### STATED EXERCISE
Scan the listing below for the word "নরমপন" and state how many lines hold it. Write nothing but the number.

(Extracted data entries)
──────────
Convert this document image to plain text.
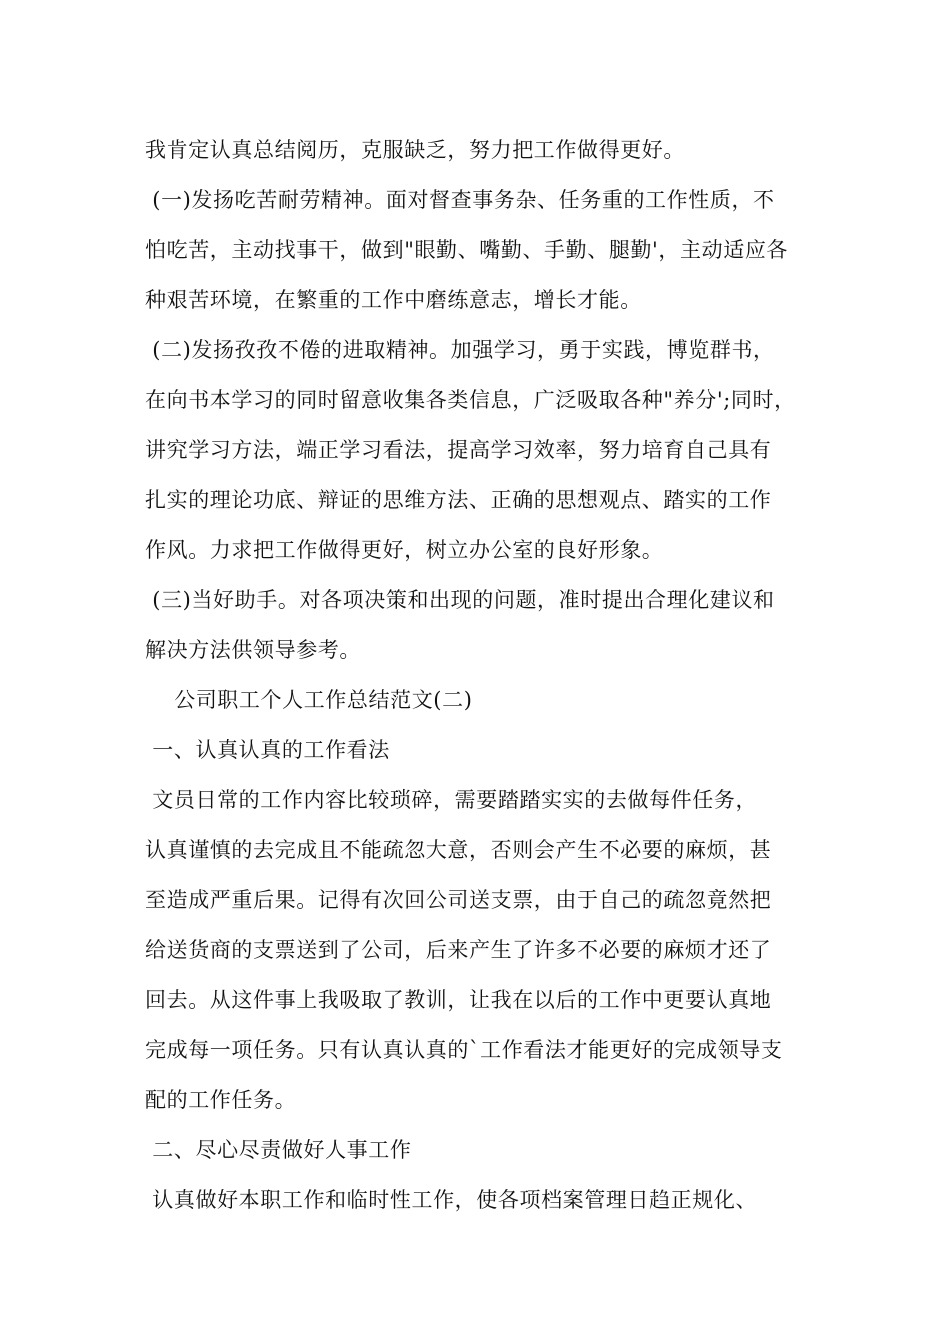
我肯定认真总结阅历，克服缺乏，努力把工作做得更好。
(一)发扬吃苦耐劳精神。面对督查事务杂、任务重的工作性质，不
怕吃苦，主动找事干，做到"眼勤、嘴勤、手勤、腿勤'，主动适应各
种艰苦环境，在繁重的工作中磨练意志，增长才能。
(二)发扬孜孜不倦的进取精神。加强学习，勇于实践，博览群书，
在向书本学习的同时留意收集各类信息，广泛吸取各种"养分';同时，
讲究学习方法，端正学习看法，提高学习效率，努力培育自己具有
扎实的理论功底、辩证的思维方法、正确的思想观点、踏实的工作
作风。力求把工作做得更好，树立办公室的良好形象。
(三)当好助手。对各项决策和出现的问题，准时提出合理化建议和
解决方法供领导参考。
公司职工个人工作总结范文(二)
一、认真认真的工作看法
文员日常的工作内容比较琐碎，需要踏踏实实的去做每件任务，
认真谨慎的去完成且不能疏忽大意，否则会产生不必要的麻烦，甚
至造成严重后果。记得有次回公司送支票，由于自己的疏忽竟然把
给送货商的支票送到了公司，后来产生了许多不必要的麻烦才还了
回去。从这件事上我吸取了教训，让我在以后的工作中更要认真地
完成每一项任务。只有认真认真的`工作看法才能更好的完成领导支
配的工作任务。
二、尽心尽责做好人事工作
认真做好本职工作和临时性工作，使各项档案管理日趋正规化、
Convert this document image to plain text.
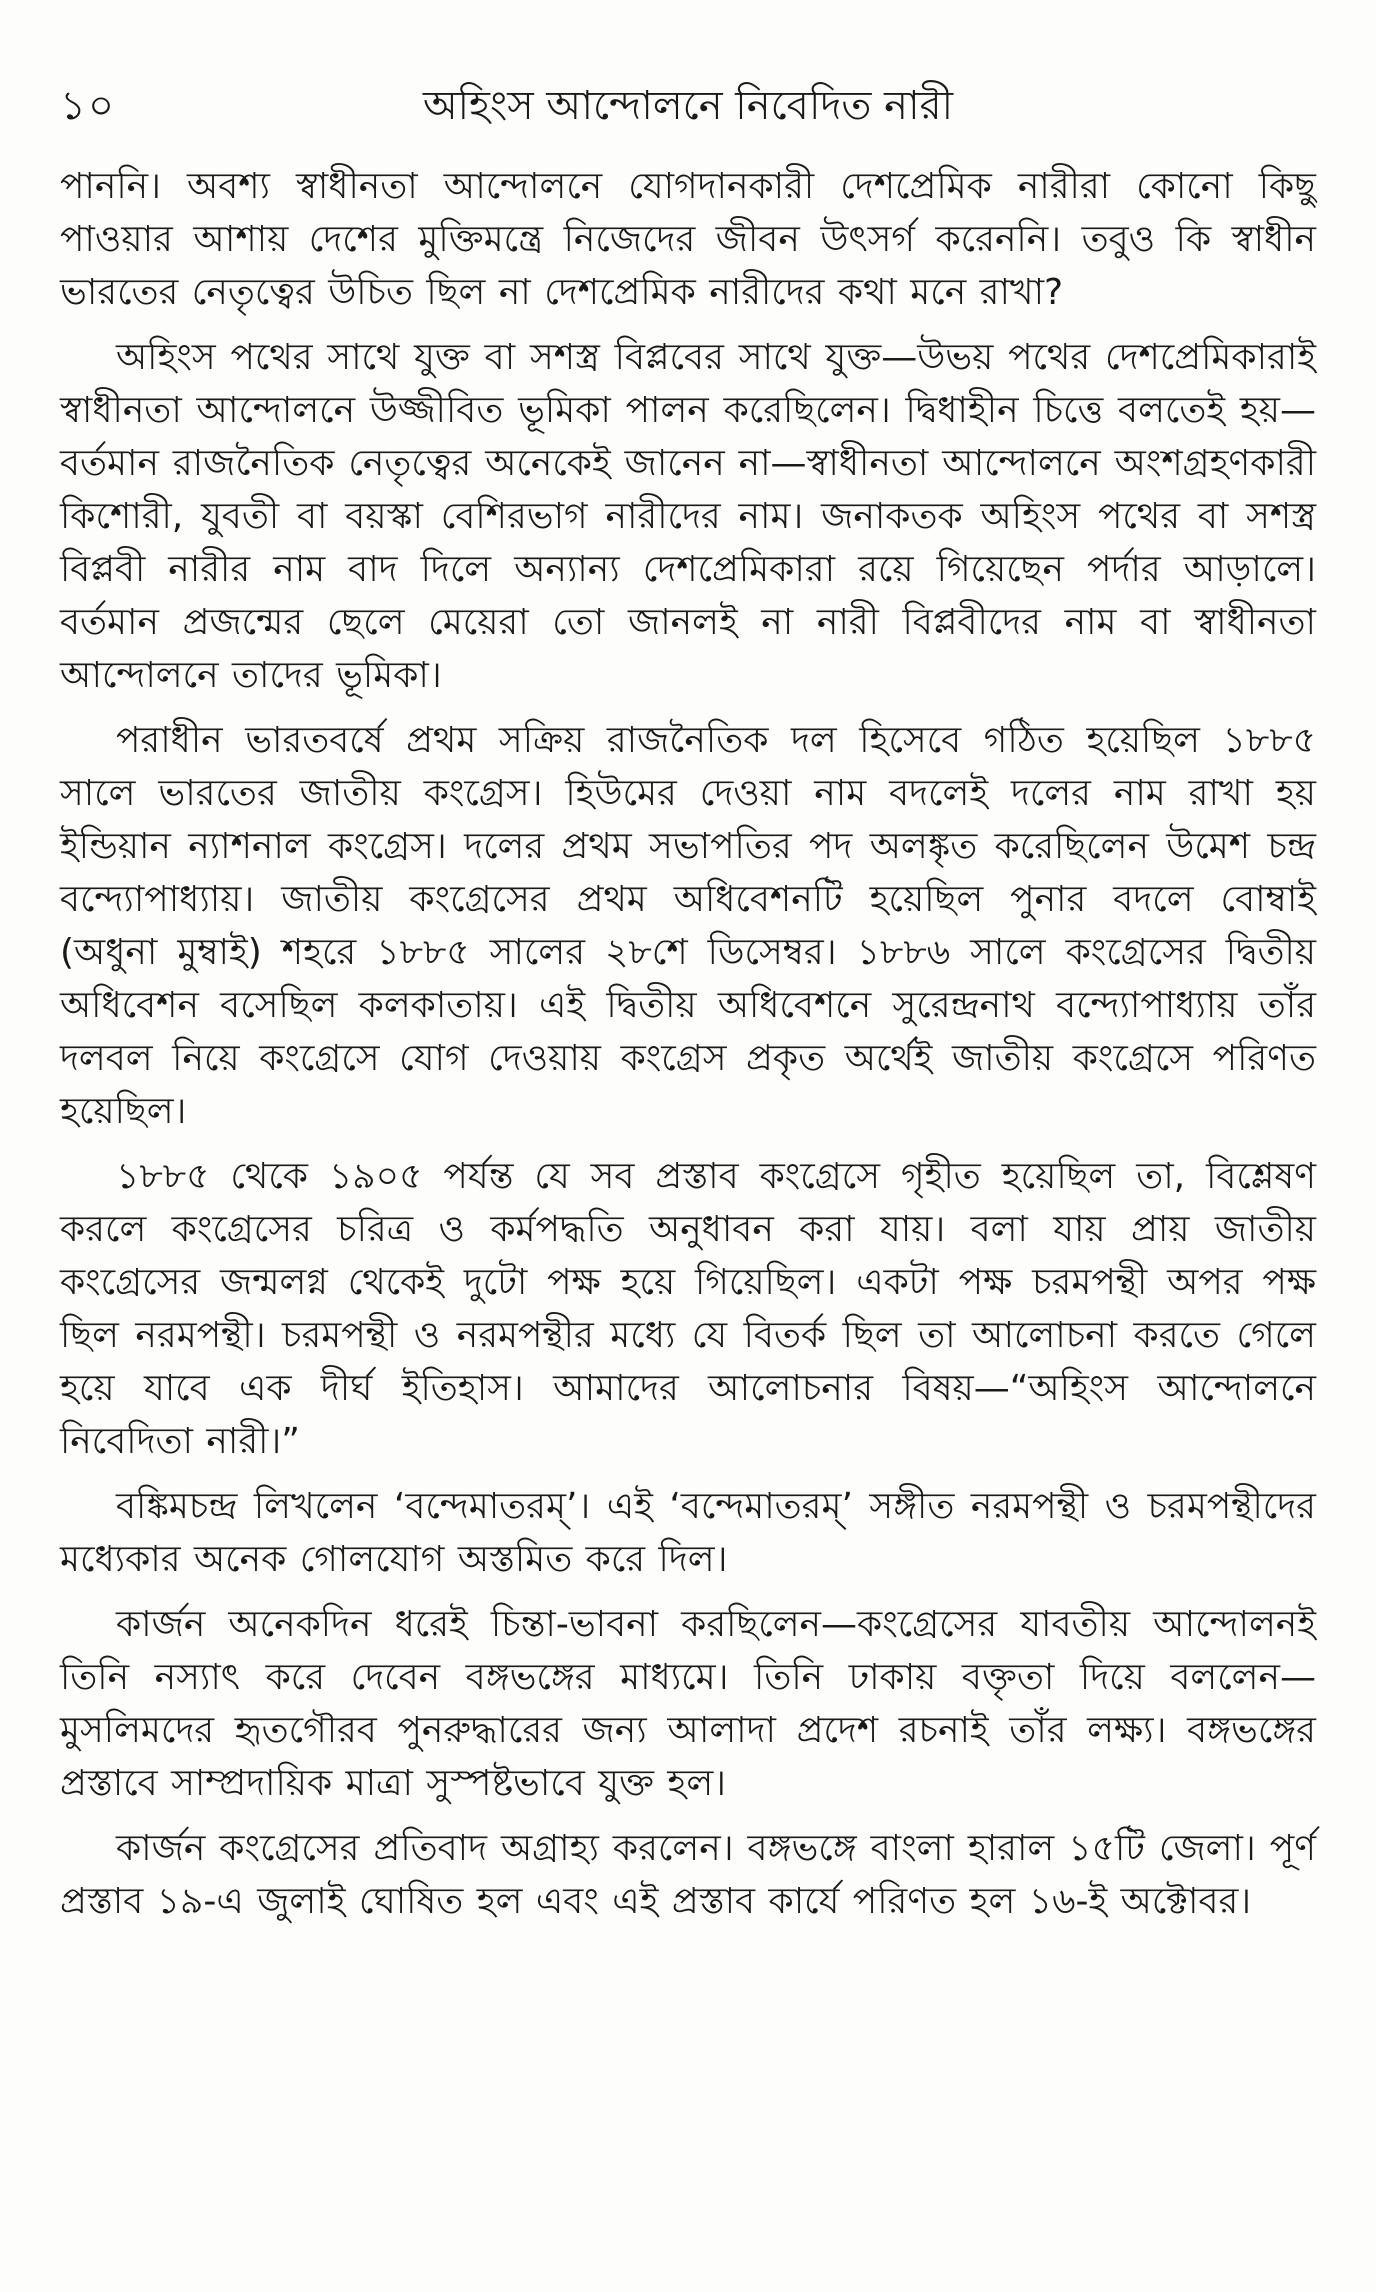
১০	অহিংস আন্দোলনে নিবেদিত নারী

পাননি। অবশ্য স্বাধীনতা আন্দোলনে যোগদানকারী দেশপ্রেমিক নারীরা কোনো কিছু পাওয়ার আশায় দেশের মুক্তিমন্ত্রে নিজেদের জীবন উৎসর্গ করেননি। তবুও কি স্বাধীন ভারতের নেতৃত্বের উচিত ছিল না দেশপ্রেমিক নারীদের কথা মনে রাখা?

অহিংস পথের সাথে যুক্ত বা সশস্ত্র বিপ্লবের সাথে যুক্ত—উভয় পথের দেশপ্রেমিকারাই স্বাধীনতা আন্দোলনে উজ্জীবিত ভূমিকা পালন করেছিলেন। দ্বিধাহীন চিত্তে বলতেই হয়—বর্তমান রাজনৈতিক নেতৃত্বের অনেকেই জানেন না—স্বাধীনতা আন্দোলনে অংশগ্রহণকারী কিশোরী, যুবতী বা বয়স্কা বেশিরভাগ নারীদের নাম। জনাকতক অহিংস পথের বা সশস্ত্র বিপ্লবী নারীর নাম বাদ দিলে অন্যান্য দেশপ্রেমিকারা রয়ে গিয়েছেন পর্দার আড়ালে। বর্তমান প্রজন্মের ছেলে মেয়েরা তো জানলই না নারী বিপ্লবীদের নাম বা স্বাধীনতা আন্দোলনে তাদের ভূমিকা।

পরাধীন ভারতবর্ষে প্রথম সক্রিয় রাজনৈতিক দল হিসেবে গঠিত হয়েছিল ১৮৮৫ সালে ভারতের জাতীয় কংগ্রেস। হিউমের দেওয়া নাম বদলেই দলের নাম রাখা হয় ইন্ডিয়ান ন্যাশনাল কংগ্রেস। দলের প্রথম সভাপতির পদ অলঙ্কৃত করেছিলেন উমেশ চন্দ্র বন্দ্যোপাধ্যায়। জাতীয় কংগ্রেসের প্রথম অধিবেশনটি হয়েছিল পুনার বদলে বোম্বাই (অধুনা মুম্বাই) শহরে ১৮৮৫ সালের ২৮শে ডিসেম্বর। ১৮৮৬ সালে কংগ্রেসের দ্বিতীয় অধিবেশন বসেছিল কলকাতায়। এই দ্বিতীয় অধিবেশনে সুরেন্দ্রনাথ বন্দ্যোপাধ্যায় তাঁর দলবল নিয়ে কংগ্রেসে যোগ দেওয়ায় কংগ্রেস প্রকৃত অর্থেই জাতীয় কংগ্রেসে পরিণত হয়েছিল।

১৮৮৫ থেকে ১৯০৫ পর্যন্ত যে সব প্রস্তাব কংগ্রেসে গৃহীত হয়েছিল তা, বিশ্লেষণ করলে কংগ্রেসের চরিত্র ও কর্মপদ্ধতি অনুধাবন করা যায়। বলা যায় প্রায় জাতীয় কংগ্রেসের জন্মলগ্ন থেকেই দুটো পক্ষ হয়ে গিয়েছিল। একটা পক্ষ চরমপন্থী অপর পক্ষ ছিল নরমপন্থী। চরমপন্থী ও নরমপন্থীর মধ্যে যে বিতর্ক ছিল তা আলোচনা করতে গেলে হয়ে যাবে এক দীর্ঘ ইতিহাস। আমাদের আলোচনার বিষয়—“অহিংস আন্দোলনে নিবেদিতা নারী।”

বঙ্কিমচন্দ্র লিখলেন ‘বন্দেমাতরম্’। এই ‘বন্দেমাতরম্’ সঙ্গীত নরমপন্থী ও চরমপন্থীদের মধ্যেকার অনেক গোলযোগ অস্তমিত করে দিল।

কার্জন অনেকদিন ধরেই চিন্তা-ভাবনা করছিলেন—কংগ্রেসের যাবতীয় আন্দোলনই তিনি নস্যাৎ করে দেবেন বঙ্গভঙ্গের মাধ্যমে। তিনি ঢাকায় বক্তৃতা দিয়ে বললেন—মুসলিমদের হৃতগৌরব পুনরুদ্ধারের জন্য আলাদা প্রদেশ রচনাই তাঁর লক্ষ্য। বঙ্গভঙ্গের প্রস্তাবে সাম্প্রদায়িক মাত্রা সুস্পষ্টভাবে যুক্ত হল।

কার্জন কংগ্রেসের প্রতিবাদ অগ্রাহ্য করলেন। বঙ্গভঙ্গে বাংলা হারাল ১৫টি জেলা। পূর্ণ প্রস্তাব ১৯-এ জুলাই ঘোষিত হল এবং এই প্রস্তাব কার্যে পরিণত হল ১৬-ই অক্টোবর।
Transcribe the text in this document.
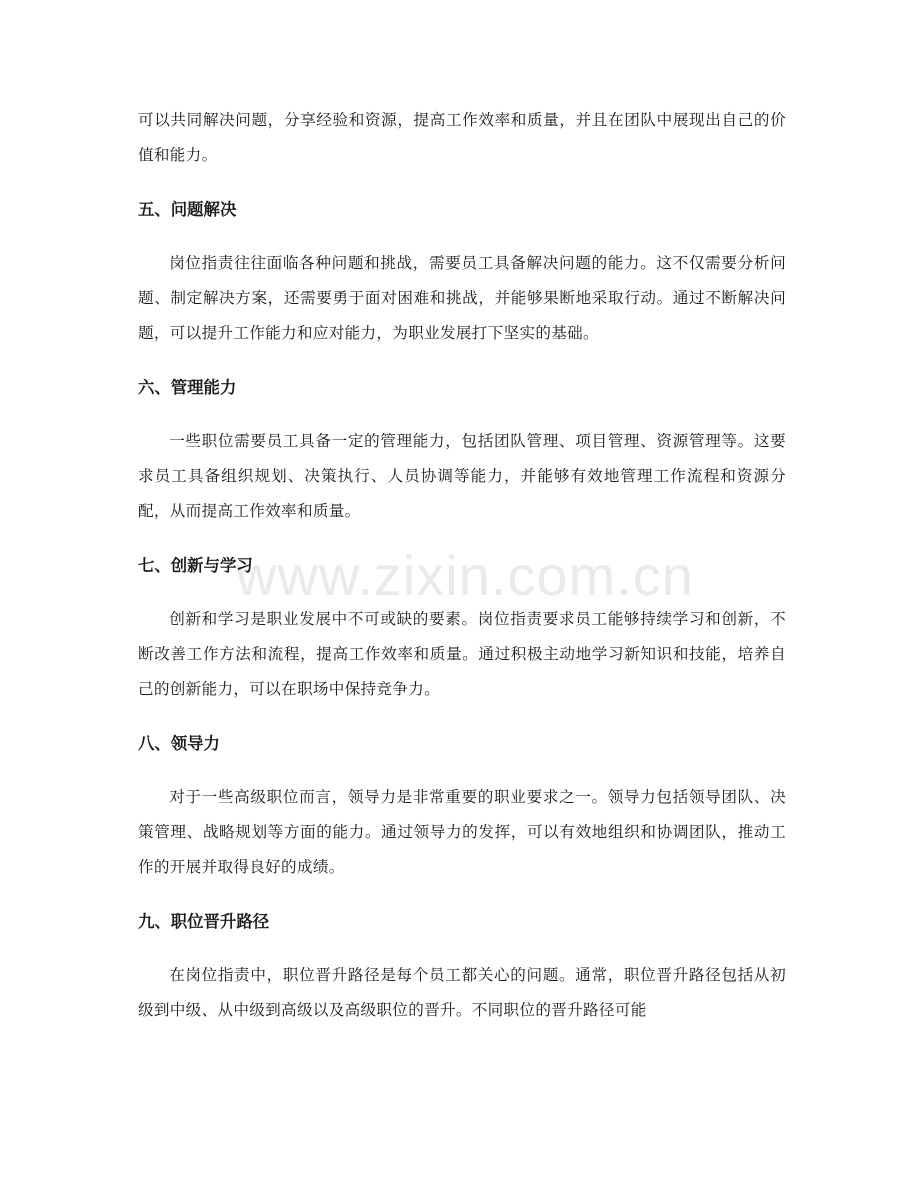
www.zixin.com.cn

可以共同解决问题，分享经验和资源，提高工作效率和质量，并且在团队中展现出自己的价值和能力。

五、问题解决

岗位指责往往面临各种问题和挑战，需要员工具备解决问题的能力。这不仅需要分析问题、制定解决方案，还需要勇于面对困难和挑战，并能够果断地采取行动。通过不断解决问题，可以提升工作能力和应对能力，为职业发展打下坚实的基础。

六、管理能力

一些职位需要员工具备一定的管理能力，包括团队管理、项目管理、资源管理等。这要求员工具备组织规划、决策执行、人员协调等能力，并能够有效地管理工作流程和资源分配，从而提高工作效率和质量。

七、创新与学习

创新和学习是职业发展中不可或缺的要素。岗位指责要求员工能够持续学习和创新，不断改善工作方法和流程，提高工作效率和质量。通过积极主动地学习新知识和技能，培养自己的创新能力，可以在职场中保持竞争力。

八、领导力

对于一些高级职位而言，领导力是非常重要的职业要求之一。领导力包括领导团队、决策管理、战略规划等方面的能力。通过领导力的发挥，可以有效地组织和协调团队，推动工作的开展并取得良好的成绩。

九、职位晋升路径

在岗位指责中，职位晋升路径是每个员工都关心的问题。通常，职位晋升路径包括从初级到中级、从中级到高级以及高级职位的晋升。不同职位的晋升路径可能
──────────
### ANSWER FOR THIS EXERCISE
2